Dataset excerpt
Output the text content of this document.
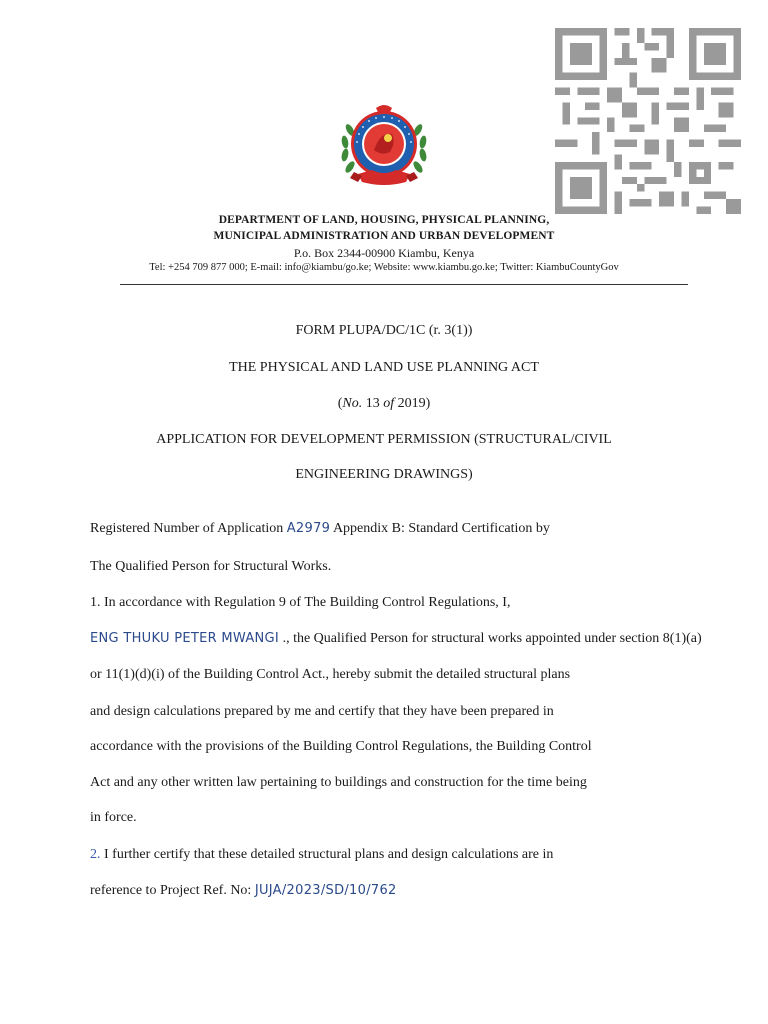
DEPARTMENT OF LAND, HOUSING, PHYSICAL PLANNING,
MUNICIPAL ADMINISTRATION AND URBAN DEVELOPMENT
P.o. Box 2344-00900 Kiambu, Kenya
Tel: +254 709 877 000; E-mail: info@kiambu/go.ke; Website: www.kiambu.go.ke; Twitter: KiambuCountyGov
FORM PLUPA/DC/1C (r. 3(1))
THE PHYSICAL AND LAND USE PLANNING ACT
(No. 13 of 2019)
APPLICATION FOR DEVELOPMENT PERMISSION (STRUCTURAL/CIVIL
ENGINEERING DRAWINGS)
Registered Number of Application A2979 Appendix B: Standard Certification by
The Qualified Person for Structural Works.
1. In accordance with Regulation 9 of The Building Control Regulations, I,
ENG THUKU PETER MWANGI ., the Qualified Person for structural works appointed under section 8(1)(a)
or 11(1)(d)(i) of the Building Control Act., hereby submit the detailed structural plans
and design calculations prepared by me and certify that they have been prepared in
accordance with the provisions of the Building Control Regulations, the Building Control
Act and any other written law pertaining to buildings and construction for the time being
in force.
2. I further certify that these detailed structural plans and design calculations are in
reference to Project Ref. No: JUJA/2023/SD/10/762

*AIM*
Copy out each line that contains the word "DEVELOPMENT".

*THE RESULT*
MUNICIPAL ADMINISTRATION AND URBAN DEVELOPMENT
APPLICATION FOR DEVELOPMENT PERMISSION (STRUCTURAL/CIVIL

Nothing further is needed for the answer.